YOUR OBJECTIVE =>
Quote the records beneath, complete and exact. Leave out images.

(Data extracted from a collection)

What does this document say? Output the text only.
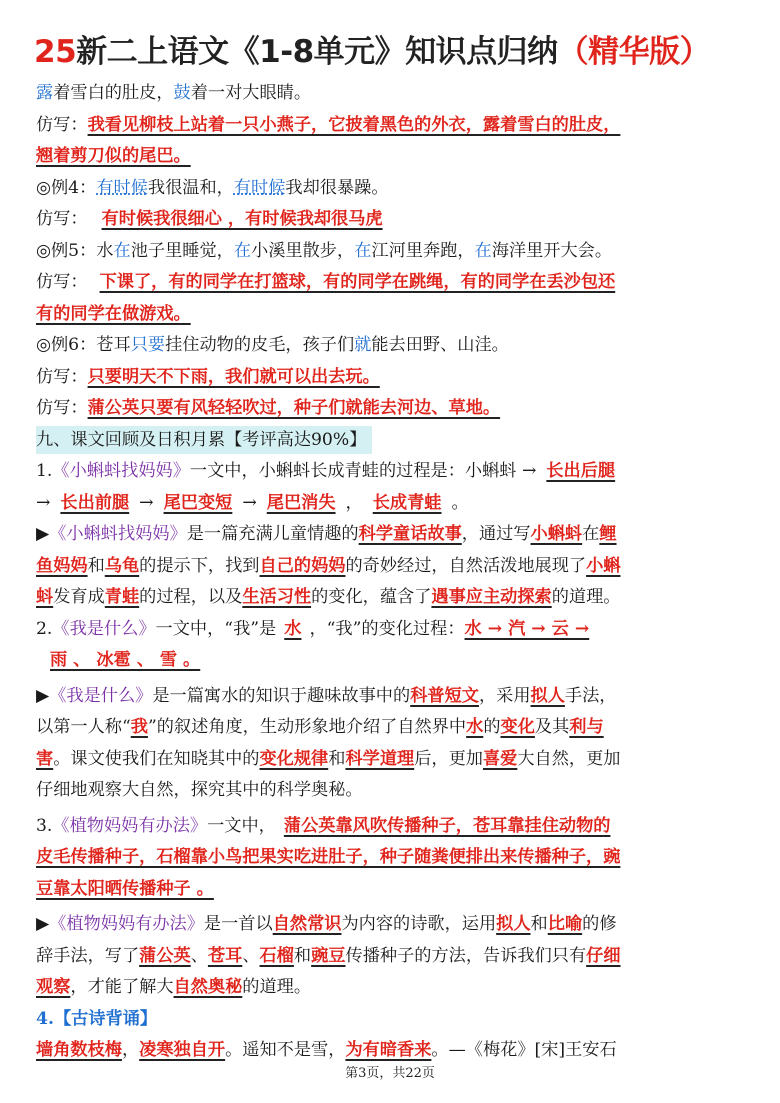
25新二上语文《1-8单元》知识点归纳（精华版）
露着雪白的肚皮，鼓着一对大眼睛。
仿写：我看见柳枝上站着一只小燕子，它披着黑色的外衣，露着雪白的肚皮，
翘着剪刀似的尾巴。
◎例4：有时候我很温和，有时候我却很暴躁。
仿写： 有时候我很细心 ，有时候我却很马虎
◎例5：水在池子里睡觉，在小溪里散步，在江河里奔跑，在海洋里开大会。
仿写： 下课了，有的同学在打篮球，有的同学在跳绳，有的同学在丢沙包还
有的同学在做游戏。
◎例6：苍耳只要挂住动物的皮毛，孩子们就能去田野、山洼。
仿写：只要明天不下雨，我们就可以出去玩。
仿写：蒲公英只要有风轻轻吹过，种子们就能去河边、草地。
九、课文回顾及日积月累【考评高达90%】
1.《小蝌蚪找妈妈》一文中，小蝌蚪长成青蛙的过程是：小蝌蚪 → 长出后腿
→ 长出前腿 → 尾巴变短 → 尾巴消失 ， 长成青蛙 。
▶《小蝌蚪找妈妈》是一篇充满儿童情趣的科学童话故事，通过写小蝌蚪在鲤
鱼妈妈和乌龟的提示下，找到自己的妈妈的奇妙经过，自然活泼地展现了小蝌
蚪发育成青蛙的过程，以及生活习性的变化，蕴含了遇事应主动探索的道理。
2.《我是什么》一文中，“我”是 水 ，“我”的变化过程：水 → 汽 → 云 →
雨 、 冰雹 、 雪 。
▶《我是什么》是一篇寓水的知识于趣味故事中的科普短文，采用拟人手法，
以第一人称“我”的叙述角度，生动形象地介绍了自然界中水的变化及其利与
害。课文使我们在知晓其中的变化规律和科学道理后，更加喜爱大自然，更加
仔细地观察大自然，探究其中的科学奥秘。
3.《植物妈妈有办法》一文中， 蒲公英靠风吹传播种子，苍耳靠挂住动物的
皮毛传播种子，石榴靠小鸟把果实吃进肚子，种子随粪便排出来传播种子，豌
豆靠太阳晒传播种子 。
▶《植物妈妈有办法》是一首以自然常识为内容的诗歌，运用拟人和比喻的修
辞手法，写了蒲公英、苍耳、石榴和豌豆传播种子的方法，告诉我们只有仔细
观察，才能了解大自然奥秘的道理。
4.【古诗背诵】
墙角数枝梅，凌寒独自开。遥知不是雪，为有暗香来。—《梅花》[宋]王安石
第3页，共22页
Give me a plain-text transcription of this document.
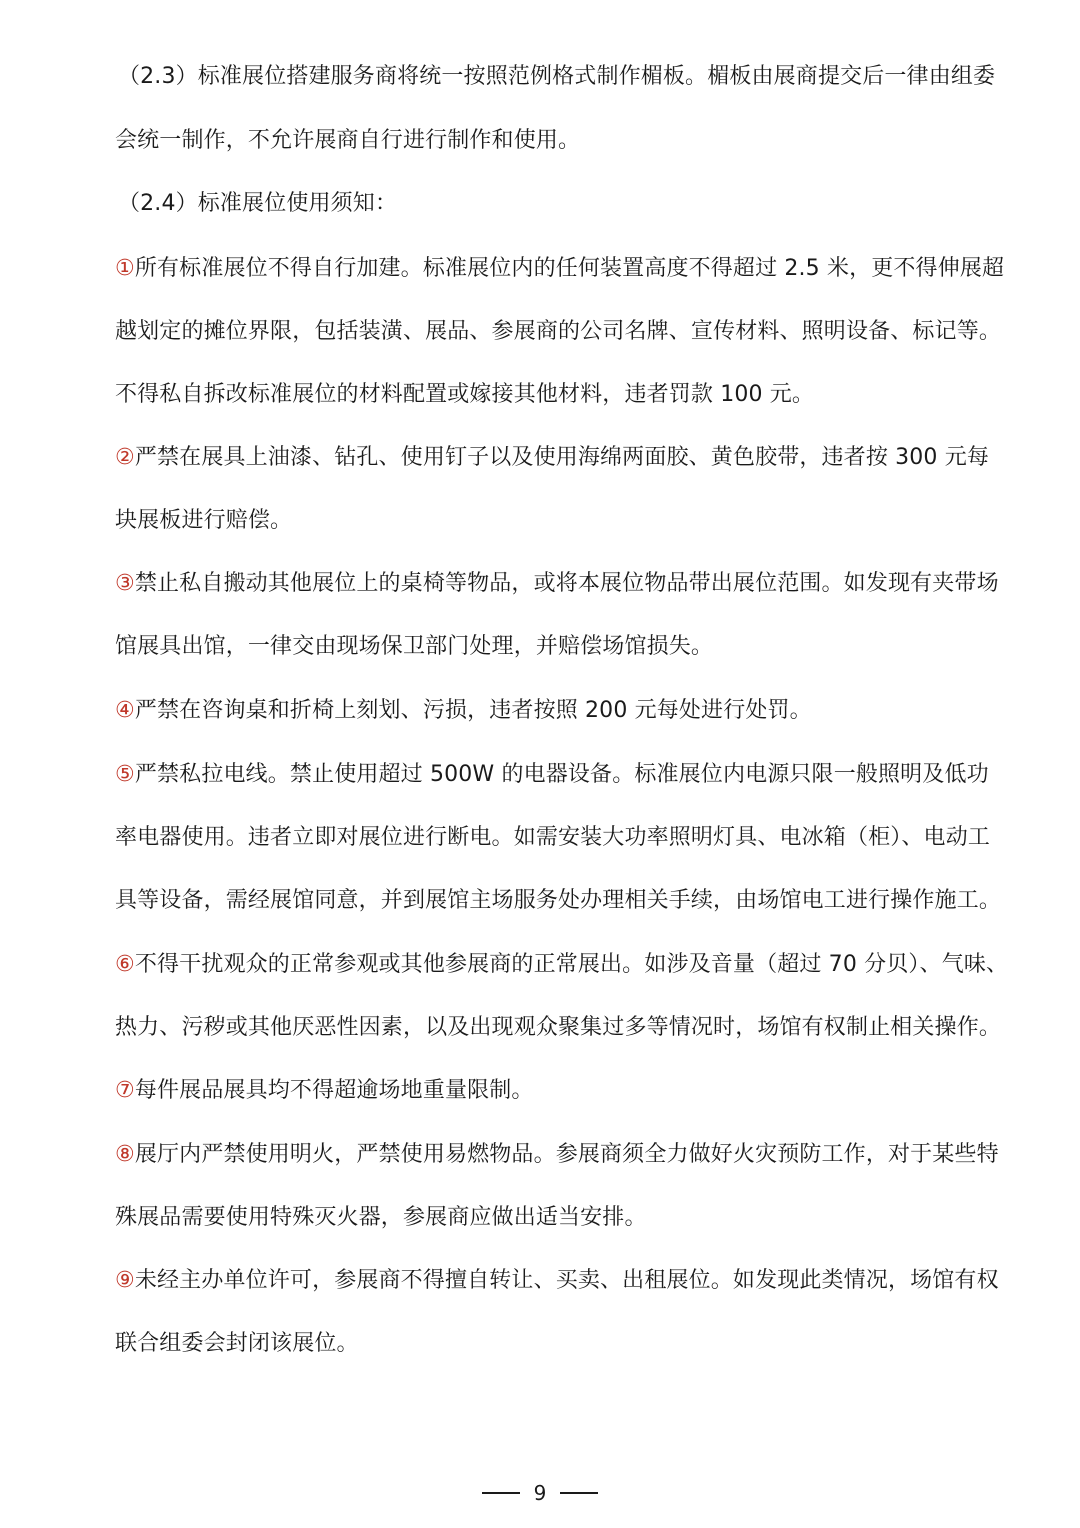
（2.3）标准展位搭建服务商将统一按照范例格式制作楣板。楣板由展商提交后一律由组委
会统一制作，不允许展商自行进行制作和使用。
（2.4）标准展位使用须知：
①所有标准展位不得自行加建。标准展位内的任何装置高度不得超过 2.5 米，更不得伸展超
越划定的摊位界限，包括装潢、展品、参展商的公司名牌、宣传材料、照明设备、标记等。
不得私自拆改标准展位的材料配置或嫁接其他材料，违者罚款 100 元。
②严禁在展具上油漆、钻孔、使用钉子以及使用海绵两面胶、黄色胶带，违者按 300 元每
块展板进行赔偿。
③禁止私自搬动其他展位上的桌椅等物品，或将本展位物品带出展位范围。如发现有夹带场
馆展具出馆，一律交由现场保卫部门处理，并赔偿场馆损失。
④严禁在咨询桌和折椅上刻划、污损，违者按照 200 元每处进行处罚。
⑤严禁私拉电线。禁止使用超过 500W 的电器设备。标准展位内电源只限一般照明及低功
率电器使用。违者立即对展位进行断电。如需安装大功率照明灯具、电冰箱（柜）、电动工
具等设备，需经展馆同意，并到展馆主场服务处办理相关手续，由场馆电工进行操作施工。
⑥不得干扰观众的正常参观或其他参展商的正常展出。如涉及音量（超过 70 分贝）、气味、
热力、污秽或其他厌恶性因素，以及出现观众聚集过多等情况时，场馆有权制止相关操作。
⑦每件展品展具均不得超逾场地重量限制。
⑧展厅内严禁使用明火，严禁使用易燃物品。参展商须全力做好火灾预防工作，对于某些特
殊展品需要使用特殊灭火器，参展商应做出适当安排。
⑨未经主办单位许可，参展商不得擅自转让、买卖、出租展位。如发现此类情况，场馆有权
联合组委会封闭该展位。
9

SOLUTION =>
What does this document say? Output the text only.
25新二上语文《1-8单元》知识点归纳（精华版）
露着雪白的肚皮，鼓着一对大眼睛。
仿写：我看见柳枝上站着一只小燕子，它披着黑色的外衣，露着雪白的肚皮，
翘着剪刀似的尾巴。
◎例4：有时候我很温和，有时候我却很暴躁。
仿写： 有时候我很细心 ，有时候我却很马虎
◎例5：水在池子里睡觉，在小溪里散步，在江河里奔跑，在海洋里开大会。
仿写： 下课了，有的同学在打篮球，有的同学在跳绳，有的同学在丢沙包还
有的同学在做游戏。
◎例6：苍耳只要挂住动物的皮毛，孩子们就能去田野、山洼。
仿写：只要明天不下雨，我们就可以出去玩。
仿写：蒲公英只要有风轻轻吹过，种子们就能去河边、草地。
九、课文回顾及日积月累【考评高达90%】
1.《小蝌蚪找妈妈》一文中，小蝌蚪长成青蛙的过程是：小蝌蚪 → 长出后腿
→ 长出前腿 → 尾巴变短 → 尾巴消失 ， 长成青蛙 。
▶《小蝌蚪找妈妈》是一篇充满儿童情趣的科学童话故事，通过写小蝌蚪在鲤
鱼妈妈和乌龟的提示下，找到自己的妈妈的奇妙经过，自然活泼地展现了小蝌
蚪发育成青蛙的过程，以及生活习性的变化，蕴含了遇事应主动探索的道理。
2.《我是什么》一文中，“我”是 水 ，“我”的变化过程：水 → 汽 → 云 →
雨 、 冰雹 、 雪 。
▶《我是什么》是一篇寓水的知识于趣味故事中的科普短文，采用拟人手法，
以第一人称“我”的叙述角度，生动形象地介绍了自然界中水的变化及其利与
害。课文使我们在知晓其中的变化规律和科学道理后，更加喜爱大自然，更加
仔细地观察大自然，探究其中的科学奥秘。
3.《植物妈妈有办法》一文中， 蒲公英靠风吹传播种子，苍耳靠挂住动物的
皮毛传播种子，石榴靠小鸟把果实吃进肚子，种子随粪便排出来传播种子，豌
豆靠太阳晒传播种子 。
▶《植物妈妈有办法》是一首以自然常识为内容的诗歌，运用拟人和比喻的修
辞手法，写了蒲公英、苍耳、石榴和豌豆传播种子的方法，告诉我们只有仔细
观察，才能了解大自然奥秘的道理。
4.【古诗背诵】
墙角数枝梅，凌寒独自开。遥知不是雪，为有暗香来。—《梅花》[宋]王安石
第3页，共22页
Give me a plain-text transcription of this document.
（2.3）标准展位搭建服务商将统一按照范例格式制作楣板。楣板由展商提交后一律由组委
会统一制作，不允许展商自行进行制作和使用。
（2.4）标准展位使用须知：
①所有标准展位不得自行加建。标准展位内的任何装置高度不得超过 2.5 米，更不得伸展超
越划定的摊位界限，包括装潢、展品、参展商的公司名牌、宣传材料、照明设备、标记等。
不得私自拆改标准展位的材料配置或嫁接其他材料，违者罚款 100 元。
②严禁在展具上油漆、钻孔、使用钉子以及使用海绵两面胶、黄色胶带，违者按 300 元每
块展板进行赔偿。
③禁止私自搬动其他展位上的桌椅等物品，或将本展位物品带出展位范围。如发现有夹带场
馆展具出馆，一律交由现场保卫部门处理，并赔偿场馆损失。
④严禁在咨询桌和折椅上刻划、污损，违者按照 200 元每处进行处罚。
⑤严禁私拉电线。禁止使用超过 500W 的电器设备。标准展位内电源只限一般照明及低功
率电器使用。违者立即对展位进行断电。如需安装大功率照明灯具、电冰箱（柜）、电动工
具等设备，需经展馆同意，并到展馆主场服务处办理相关手续，由场馆电工进行操作施工。
⑥不得干扰观众的正常参观或其他参展商的正常展出。如涉及音量（超过 70 分贝）、气味、
热力、污秽或其他厌恶性因素，以及出现观众聚集过多等情况时，场馆有权制止相关操作。
⑦每件展品展具均不得超逾场地重量限制。
⑧展厅内严禁使用明火，严禁使用易燃物品。参展商须全力做好火灾预防工作，对于某些特
殊展品需要使用特殊灭火器，参展商应做出适当安排。
⑨未经主办单位许可，参展商不得擅自转让、买卖、出租展位。如发现此类情况，场馆有权
联合组委会封闭该展位。
9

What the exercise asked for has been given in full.